### TRECHO DA FONTE ###
O Relógio da Glória, um dos ícones históricos mais reconhecíveis do Rio de Janeiro, celebrou nesta terça-feira (15) seus 120 anos de existência. Instalado na Rua da Glória, na Zona Sul, o monumento, que foi restaurado recentemente, continua funcionando com a sua original engrenagem centenária. Como informa O Dia, a revitalização foi conduzida pela Secretaria Municipal de Conservação e Serviços Públicos e incluiu manutenção detalhada, limpeza e reparos necessários para preservar sua estrutura.
Durante cerca de um mês, técnicos da Gerência de Monumentos realizaram uma série de ações, incluindo a pintura da caixa de ferro fundido, a conservação da engrenagem e a adaptação de medidas para evitar o acúmulo de água da chuva, o que poderia prejudicar o funcionamento da peça histórica. O relógio, que foi instalado em 1905 durante a gestão do prefeito Pereira Passos, ainda opera com a tecnologia da época e permanece tombado pelo Instituto Estadual do Patrimônio Cultural (Inepac).
“Este não é apenas um relógio. Ele é um símbolo de identidade, de pertencimento e de um marco da urbanização moderna da cidade. Restaurar o Relógio da Glória é devolver ao carioca um pedaço da sua própria história”, disse Diego Vaz, secretário municipal de Conservação e Serviços Públicos, destacando a importância do monumento para a memória coletiva da cidade.
### INFORMAÇÕES DE ORIGEM ###
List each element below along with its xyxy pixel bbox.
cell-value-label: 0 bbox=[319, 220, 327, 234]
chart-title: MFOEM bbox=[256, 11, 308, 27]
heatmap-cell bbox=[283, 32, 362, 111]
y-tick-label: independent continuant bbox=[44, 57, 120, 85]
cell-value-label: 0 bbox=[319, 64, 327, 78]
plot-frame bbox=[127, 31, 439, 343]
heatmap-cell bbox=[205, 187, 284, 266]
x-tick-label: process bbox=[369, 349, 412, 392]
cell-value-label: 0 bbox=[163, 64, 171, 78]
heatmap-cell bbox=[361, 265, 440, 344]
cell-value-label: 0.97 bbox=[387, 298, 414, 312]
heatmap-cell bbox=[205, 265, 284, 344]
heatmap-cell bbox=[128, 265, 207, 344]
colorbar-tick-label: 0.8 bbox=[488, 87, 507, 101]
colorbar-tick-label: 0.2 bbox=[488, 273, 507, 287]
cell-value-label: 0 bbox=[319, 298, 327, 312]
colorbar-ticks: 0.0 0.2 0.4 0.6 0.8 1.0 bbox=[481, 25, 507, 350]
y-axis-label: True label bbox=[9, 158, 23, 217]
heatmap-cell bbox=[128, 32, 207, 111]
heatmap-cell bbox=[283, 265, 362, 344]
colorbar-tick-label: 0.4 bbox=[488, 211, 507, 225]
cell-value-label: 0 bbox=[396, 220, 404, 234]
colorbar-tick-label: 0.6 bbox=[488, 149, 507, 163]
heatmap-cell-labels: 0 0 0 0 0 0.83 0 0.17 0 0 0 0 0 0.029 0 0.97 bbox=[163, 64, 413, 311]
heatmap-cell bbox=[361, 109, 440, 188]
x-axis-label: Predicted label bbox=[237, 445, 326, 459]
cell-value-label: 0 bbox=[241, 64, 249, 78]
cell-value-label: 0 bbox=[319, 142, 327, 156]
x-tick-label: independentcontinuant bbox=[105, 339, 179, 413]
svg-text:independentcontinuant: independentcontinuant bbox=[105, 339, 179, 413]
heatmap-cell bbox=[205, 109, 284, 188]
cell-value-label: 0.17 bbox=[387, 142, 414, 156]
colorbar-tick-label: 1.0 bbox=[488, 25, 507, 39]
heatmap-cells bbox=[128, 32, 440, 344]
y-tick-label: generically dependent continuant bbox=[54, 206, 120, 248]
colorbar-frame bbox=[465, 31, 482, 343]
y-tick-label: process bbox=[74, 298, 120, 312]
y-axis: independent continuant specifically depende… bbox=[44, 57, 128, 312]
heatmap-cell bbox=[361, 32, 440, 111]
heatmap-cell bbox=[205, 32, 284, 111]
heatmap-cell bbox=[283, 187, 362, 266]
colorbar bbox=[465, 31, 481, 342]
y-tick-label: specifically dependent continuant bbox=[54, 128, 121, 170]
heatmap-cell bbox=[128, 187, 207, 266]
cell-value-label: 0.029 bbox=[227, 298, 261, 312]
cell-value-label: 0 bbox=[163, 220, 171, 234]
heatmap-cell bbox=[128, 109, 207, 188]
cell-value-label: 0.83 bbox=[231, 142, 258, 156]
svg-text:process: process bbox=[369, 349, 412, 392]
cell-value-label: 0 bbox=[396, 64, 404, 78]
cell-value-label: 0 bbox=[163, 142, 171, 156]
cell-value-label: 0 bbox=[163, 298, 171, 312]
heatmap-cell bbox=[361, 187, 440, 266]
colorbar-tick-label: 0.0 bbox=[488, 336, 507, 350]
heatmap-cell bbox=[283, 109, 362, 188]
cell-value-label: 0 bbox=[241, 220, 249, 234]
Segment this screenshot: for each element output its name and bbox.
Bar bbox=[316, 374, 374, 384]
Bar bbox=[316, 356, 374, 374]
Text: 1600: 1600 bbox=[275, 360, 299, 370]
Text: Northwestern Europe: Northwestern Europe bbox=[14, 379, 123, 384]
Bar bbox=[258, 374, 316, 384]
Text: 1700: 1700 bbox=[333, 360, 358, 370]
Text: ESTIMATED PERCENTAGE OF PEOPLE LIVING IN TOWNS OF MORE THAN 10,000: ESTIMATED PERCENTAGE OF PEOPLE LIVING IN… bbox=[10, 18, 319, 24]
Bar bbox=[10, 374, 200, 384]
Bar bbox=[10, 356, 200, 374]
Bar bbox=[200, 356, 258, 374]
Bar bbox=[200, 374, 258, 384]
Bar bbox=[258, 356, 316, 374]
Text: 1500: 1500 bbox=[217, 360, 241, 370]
###
**ENUNCIADO 1:** Segundo a notícia sobre o Relógio da Glória, em que ano o relógio foi instalado?
**ENUNCIADO 2:** Modifique o trecho da notícia sobre o Relógio da Glória começando em "O Relógio da Glória, um" e terminando em "preservar sua estrutura.", trocando "restaurado" por "reformado".
**ENUNCIADO 3:** Dê prosseguimento à notícia sobre o Relógio da Glória a partir da última frase apresentada.
A listagem não tem nenhuma relação com a notícia.

**RESPOSTA 1:** Em 1905.

**RESPOSTA 2:**
O Relógio da Glória, um dos ícones históricos mais reconhecíveis do Rio de Janeiro, celebrou nesta terça-feira (15) seus 120 anos de existência. Instalado na Rua da Glória, na Zona Sul, o monumento, que foi reformado recentemente, continua funcionando com a sua original engrenagem centenária. Como informa O Dia, a revitalização foi conduzida pela Secretaria Municipal de Conservação e Serviços Públicos e incluiu manutenção detalhada, limpeza e reparos necessários para preservar sua estrutura.

**RESPOSTA 3:**
O relógio foi fabricado pela empresa alemã Krussman e é sustentado por uma coluna de pedra, com quatro mostradores visíveis. Ele integra a balaustrada da Rua da Glória, na encosta que liga a Lapa ao bairro da Glória. A inscrição original na estrutura recorda que o relógio foi construído sob a administração de Pereira Passos: “Construído sob a Administração do Prefeito Pereira Passos – 1905”.
O bairro da Glória, onde o Relógio está localizado, é uma das áreas mais tradicionais da cidade, conhecido por seus casarões coloniais e pela Igreja de Nossa Senhora da Glória do Outeiro, patrimônio fundamental da história carioca. O monumento, ao lado de outros marcos históricos da região, continua a ser um símbolo de transformação e modernização da cidade, que, no início do século XX, buscava se tornar uma metrópole organizada e com referências de planejamento urbano europeu.